• [WHAT NEEDS TO BE DONE] Quote every line below exactly and skip any picture.

• [LISTED RECORDS]
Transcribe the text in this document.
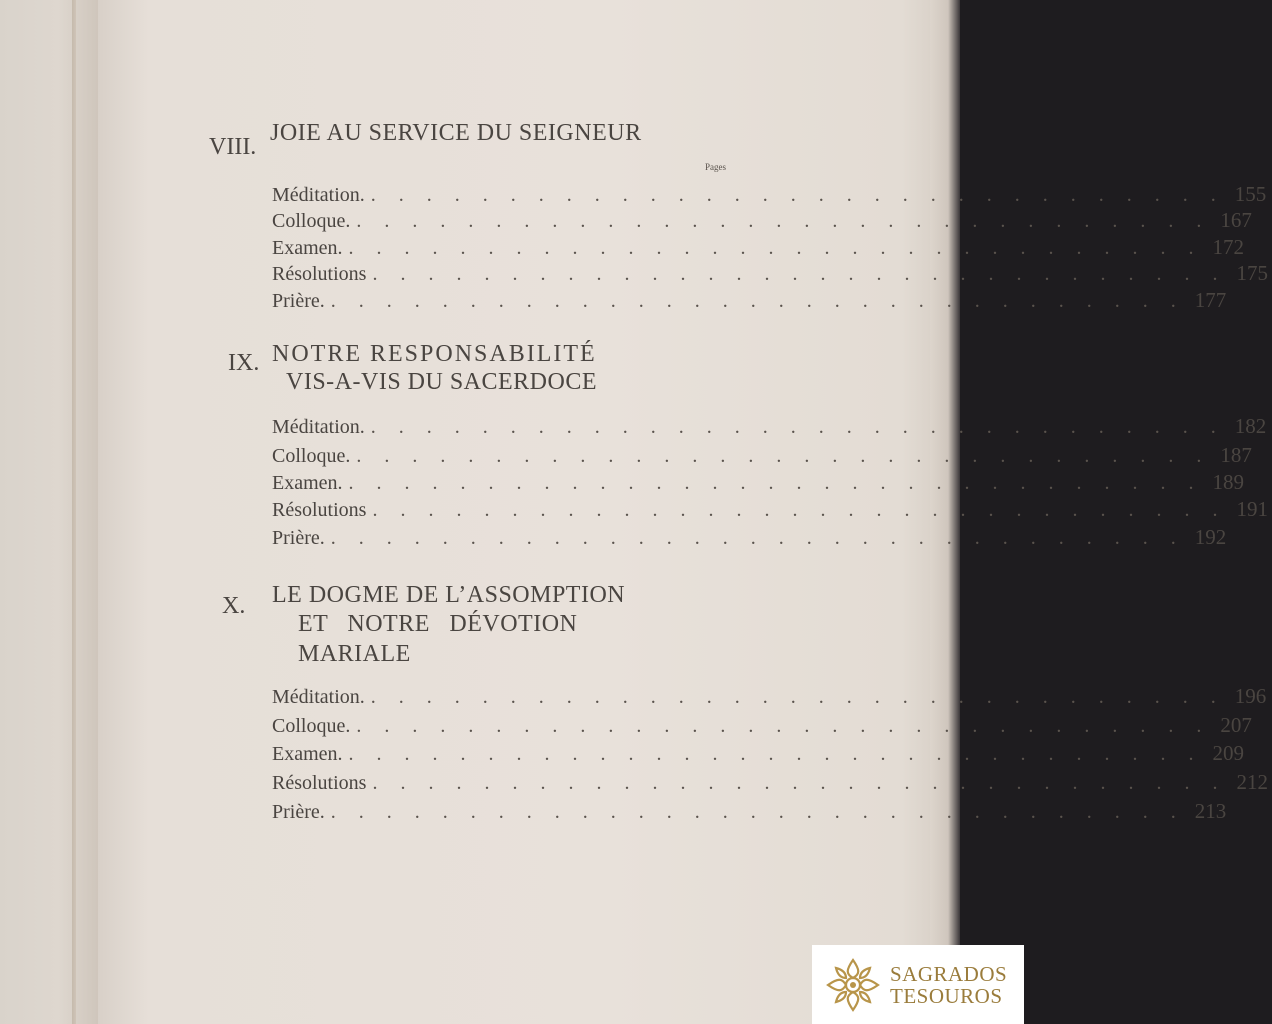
VIII.
JOIE AU SERVICE DU SEIGNEUR
Pages
Méditation. . . . . . . . . . . . . . . . . . . . . . . . . . . . . . . . 155
Colloque. . . . . . . . . . . . . . . . . . . . . . . . . . . . . . . . 167
Examen. . . . . . . . . . . . . . . . . . . . . . . . . . . . . . . . 172
Résolutions . . . . . . . . . . . . . . . . . . . . . . . . . . . . . . . 175
Prière. . . . . . . . . . . . . . . . . . . . . . . . . . . . . . . . 177
IX. NOTRE RESPONSABILITÉ
VIS-A-VIS DU SACERDOCE
Méditation. . . . . . . . . . . . . . . . . . . . . . . . . . . . . . . . 182
Colloque. . . . . . . . . . . . . . . . . . . . . . . . . . . . . . . . 187
Examen. . . . . . . . . . . . . . . . . . . . . . . . . . . . . . . . 189
Résolutions . . . . . . . . . . . . . . . . . . . . . . . . . . . . . . . 191
Prière. . . . . . . . . . . . . . . . . . . . . . . . . . . . . . . . 192
X. LE DOGME DE L’ASSOMPTION
ET   NOTRE   DÉVOTION
MARIALE
Méditation. . . . . . . . . . . . . . . . . . . . . . . . . . . . . . . . 196
Colloque. . . . . . . . . . . . . . . . . . . . . . . . . . . . . . . . 207
Examen. . . . . . . . . . . . . . . . . . . . . . . . . . . . . . . . 209
Résolutions . . . . . . . . . . . . . . . . . . . . . . . . . . . . . . . 212
Prière. . . . . . . . . . . . . . . . . . . . . . . . . . . . . . . . 213
SAGRADOS
TESOUROS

• [WRITTEN SOLUTION]
Transcribe the text in this document.
VIII.
JOIE AU SERVICE DU SEIGNEUR
Pages
Méditation. . . . . . . . . . . . . . . . . . . . . . . . . . . . . . . . 155
Colloque. . . . . . . . . . . . . . . . . . . . . . . . . . . . . . . . 167
Examen. . . . . . . . . . . . . . . . . . . . . . . . . . . . . . . . 172
Résolutions . . . . . . . . . . . . . . . . . . . . . . . . . . . . . . . 175
Prière. . . . . . . . . . . . . . . . . . . . . . . . . . . . . . . . 177
IX. NOTRE RESPONSABILITÉ
VIS-A-VIS DU SACERDOCE
Méditation. . . . . . . . . . . . . . . . . . . . . . . . . . . . . . . . 182
Colloque. . . . . . . . . . . . . . . . . . . . . . . . . . . . . . . . 187
Examen. . . . . . . . . . . . . . . . . . . . . . . . . . . . . . . . 189
Résolutions . . . . . . . . . . . . . . . . . . . . . . . . . . . . . . . 191
Prière. . . . . . . . . . . . . . . . . . . . . . . . . . . . . . . . 192
X. LE DOGME DE L’ASSOMPTION
ET   NOTRE   DÉVOTION
MARIALE
Méditation. . . . . . . . . . . . . . . . . . . . . . . . . . . . . . . . 196
Colloque. . . . . . . . . . . . . . . . . . . . . . . . . . . . . . . . 207
Examen. . . . . . . . . . . . . . . . . . . . . . . . . . . . . . . . 209
Résolutions . . . . . . . . . . . . . . . . . . . . . . . . . . . . . . . 212
Prière. . . . . . . . . . . . . . . . . . . . . . . . . . . . . . . . 213
SAGRADOS
TESOUROS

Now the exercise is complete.